Given information »
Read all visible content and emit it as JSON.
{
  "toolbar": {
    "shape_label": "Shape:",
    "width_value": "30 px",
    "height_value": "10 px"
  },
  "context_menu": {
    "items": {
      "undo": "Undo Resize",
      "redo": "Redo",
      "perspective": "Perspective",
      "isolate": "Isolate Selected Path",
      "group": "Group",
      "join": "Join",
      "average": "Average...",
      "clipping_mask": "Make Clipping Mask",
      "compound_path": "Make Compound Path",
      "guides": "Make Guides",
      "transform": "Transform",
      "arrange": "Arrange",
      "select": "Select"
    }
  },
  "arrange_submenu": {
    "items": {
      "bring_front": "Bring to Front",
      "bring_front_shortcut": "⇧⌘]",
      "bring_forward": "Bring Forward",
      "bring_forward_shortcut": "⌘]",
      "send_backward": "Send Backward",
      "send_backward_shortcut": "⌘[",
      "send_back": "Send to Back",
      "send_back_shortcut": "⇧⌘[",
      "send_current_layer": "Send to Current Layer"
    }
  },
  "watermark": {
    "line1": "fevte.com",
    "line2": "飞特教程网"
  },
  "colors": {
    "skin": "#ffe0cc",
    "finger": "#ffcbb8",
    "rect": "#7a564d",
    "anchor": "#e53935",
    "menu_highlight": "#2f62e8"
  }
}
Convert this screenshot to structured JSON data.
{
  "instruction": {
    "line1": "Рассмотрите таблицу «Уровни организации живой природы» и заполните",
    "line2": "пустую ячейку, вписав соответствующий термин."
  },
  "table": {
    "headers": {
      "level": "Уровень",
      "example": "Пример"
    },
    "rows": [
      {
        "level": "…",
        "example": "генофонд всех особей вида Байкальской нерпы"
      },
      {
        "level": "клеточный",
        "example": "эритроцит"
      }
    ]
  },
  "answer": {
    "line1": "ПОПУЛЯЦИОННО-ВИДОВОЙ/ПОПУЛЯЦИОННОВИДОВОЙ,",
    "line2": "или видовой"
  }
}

Task to carry out »
All lines above with "Path" in them should be returned.

Answer below »
      "isolate": "Isolate Selected Path",
      "compound_path": "Make Compound Path",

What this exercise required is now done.